▸ WHAT YOU HAVE TO DO:
Set down each entry from the block beneath, exactly as written.

---------- THE RECORDS

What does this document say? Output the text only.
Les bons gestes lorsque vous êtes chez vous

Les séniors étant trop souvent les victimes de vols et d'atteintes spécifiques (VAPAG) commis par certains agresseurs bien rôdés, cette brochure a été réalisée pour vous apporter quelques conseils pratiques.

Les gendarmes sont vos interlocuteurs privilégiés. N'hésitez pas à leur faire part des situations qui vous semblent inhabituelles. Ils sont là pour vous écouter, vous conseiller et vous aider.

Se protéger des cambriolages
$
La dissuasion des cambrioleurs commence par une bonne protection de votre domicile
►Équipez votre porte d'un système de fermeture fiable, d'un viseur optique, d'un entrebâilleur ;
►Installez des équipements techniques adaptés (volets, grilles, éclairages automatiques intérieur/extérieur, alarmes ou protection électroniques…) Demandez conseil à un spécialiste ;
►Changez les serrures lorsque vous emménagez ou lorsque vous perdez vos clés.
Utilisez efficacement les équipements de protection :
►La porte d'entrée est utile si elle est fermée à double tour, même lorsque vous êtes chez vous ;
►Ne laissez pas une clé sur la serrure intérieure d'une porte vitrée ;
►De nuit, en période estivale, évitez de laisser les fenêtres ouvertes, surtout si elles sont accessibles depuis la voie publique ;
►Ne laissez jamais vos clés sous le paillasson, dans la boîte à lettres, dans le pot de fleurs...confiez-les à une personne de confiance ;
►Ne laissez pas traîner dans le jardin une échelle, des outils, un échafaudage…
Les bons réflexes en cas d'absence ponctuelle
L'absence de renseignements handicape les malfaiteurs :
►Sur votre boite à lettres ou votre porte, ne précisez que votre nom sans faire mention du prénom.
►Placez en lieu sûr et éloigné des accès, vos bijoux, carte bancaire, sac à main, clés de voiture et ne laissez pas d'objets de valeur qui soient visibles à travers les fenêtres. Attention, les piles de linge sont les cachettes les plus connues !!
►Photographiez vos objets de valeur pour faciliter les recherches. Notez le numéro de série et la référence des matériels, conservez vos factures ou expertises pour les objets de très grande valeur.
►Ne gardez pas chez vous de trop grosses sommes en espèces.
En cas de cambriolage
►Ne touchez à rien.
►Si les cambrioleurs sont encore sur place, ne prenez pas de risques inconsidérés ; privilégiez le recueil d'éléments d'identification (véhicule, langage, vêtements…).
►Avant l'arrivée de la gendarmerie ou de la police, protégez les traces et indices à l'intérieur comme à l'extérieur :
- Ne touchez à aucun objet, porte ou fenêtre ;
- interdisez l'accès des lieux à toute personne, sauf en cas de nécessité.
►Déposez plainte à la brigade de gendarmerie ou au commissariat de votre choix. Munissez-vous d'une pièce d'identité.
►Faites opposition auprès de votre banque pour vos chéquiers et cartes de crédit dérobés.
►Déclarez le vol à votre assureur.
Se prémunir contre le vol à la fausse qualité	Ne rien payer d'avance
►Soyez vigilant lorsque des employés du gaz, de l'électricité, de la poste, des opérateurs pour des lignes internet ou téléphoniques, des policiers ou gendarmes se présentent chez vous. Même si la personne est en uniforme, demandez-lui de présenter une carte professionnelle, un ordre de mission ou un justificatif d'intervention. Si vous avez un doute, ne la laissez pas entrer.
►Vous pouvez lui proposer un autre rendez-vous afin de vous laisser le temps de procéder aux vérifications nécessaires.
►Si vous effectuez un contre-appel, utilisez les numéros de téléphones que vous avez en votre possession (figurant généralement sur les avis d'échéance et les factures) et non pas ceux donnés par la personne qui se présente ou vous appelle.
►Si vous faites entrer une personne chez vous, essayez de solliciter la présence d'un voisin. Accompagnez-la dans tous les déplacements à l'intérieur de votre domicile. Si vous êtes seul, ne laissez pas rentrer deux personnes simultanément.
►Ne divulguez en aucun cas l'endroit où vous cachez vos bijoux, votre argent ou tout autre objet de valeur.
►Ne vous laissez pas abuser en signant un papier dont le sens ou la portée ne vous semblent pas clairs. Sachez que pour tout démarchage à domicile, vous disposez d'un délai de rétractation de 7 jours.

--------------------

▸ COMPLETE RESPONSE:
What does this document say? Output the text only.
Les bons gestes lorsque vous êtes chez vous

Les séniors étant trop souvent les victimes de vols et d'atteintes spécifiques (VAPAG) commis par certains agresseurs bien rôdés, cette brochure a été réalisée pour vous apporter quelques conseils pratiques.

Les gendarmes sont vos interlocuteurs privilégiés. N'hésitez pas à leur faire part des situations qui vous semblent inhabituelles. Ils sont là pour vous écouter, vous conseiller et vous aider.

Se protéger des cambriolages
$
La dissuasion des cambrioleurs commence par une bonne protection de votre domicile
►Équipez votre porte d'un système de fermeture fiable, d'un viseur optique, d'un entrebâilleur ;
►Installez des équipements techniques adaptés (volets, grilles, éclairages automatiques intérieur/extérieur, alarmes ou protection électroniques…) Demandez conseil à un spécialiste ;
►Changez les serrures lorsque vous emménagez ou lorsque vous perdez vos clés.
Utilisez efficacement les équipements de protection :
►La porte d'entrée est utile si elle est fermée à double tour, même lorsque vous êtes chez vous ;
►Ne laissez pas une clé sur la serrure intérieure d'une porte vitrée ;
►De nuit, en période estivale, évitez de laisser les fenêtres ouvertes, surtout si elles sont accessibles depuis la voie publique ;
►Ne laissez jamais vos clés sous le paillasson, dans la boîte à lettres, dans le pot de fleurs...confiez-les à une personne de confiance ;
►Ne laissez pas traîner dans le jardin une échelle, des outils, un échafaudage…
Les bons réflexes en cas d'absence ponctuelle
L'absence de renseignements handicape les malfaiteurs :
►Sur votre boite à lettres ou votre porte, ne précisez que votre nom sans faire mention du prénom.
►Placez en lieu sûr et éloigné des accès, vos bijoux, carte bancaire, sac à main, clés de voiture et ne laissez pas d'objets de valeur qui soient visibles à travers les fenêtres. Attention, les piles de linge sont les cachettes les plus connues !!
►Photographiez vos objets de valeur pour faciliter les recherches. Notez le numéro de série et la référence des matériels, conservez vos factures ou expertises pour les objets de très grande valeur.
►Ne gardez pas chez vous de trop grosses sommes en espèces.
En cas de cambriolage
►Ne touchez à rien.
►Si les cambrioleurs sont encore sur place, ne prenez pas de risques inconsidérés ; privilégiez le recueil d'éléments d'identification (véhicule, langage, vêtements…).
►Avant l'arrivée de la gendarmerie ou de la police, protégez les traces et indices à l'intérieur comme à l'extérieur :
- Ne touchez à aucun objet, porte ou fenêtre ;
- interdisez l'accès des lieux à toute personne, sauf en cas de nécessité.
►Déposez plainte à la brigade de gendarmerie ou au commissariat de votre choix. Munissez-vous d'une pièce d'identité.
►Faites opposition auprès de votre banque pour vos chéquiers et cartes de crédit dérobés.
►Déclarez le vol à votre assureur.
Se prémunir contre le vol à la fausse qualité	Ne rien payer d'avance
►Soyez vigilant lorsque des employés du gaz, de l'électricité, de la poste, des opérateurs pour des lignes internet ou téléphoniques, des policiers ou gendarmes se présentent chez vous. Même si la personne est en uniforme, demandez-lui de présenter une carte professionnelle, un ordre de mission ou un justificatif d'intervention. Si vous avez un doute, ne la laissez pas entrer.
►Vous pouvez lui proposer un autre rendez-vous afin de vous laisser le temps de procéder aux vérifications nécessaires.
►Si vous effectuez un contre-appel, utilisez les numéros de téléphones que vous avez en votre possession (figurant généralement sur les avis d'échéance et les factures) et non pas ceux donnés par la personne qui se présente ou vous appelle.
►Si vous faites entrer une personne chez vous, essayez de solliciter la présence d'un voisin. Accompagnez-la dans tous les déplacements à l'intérieur de votre domicile. Si vous êtes seul, ne laissez pas rentrer deux personnes simultanément.
►Ne divulguez en aucun cas l'endroit où vous cachez vos bijoux, votre argent ou tout autre objet de valeur.
►Ne vous laissez pas abuser en signant un papier dont le sens ou la portée ne vous semblent pas clairs. Sachez que pour tout démarchage à domicile, vous disposez d'un délai de rétractation de 7 jours.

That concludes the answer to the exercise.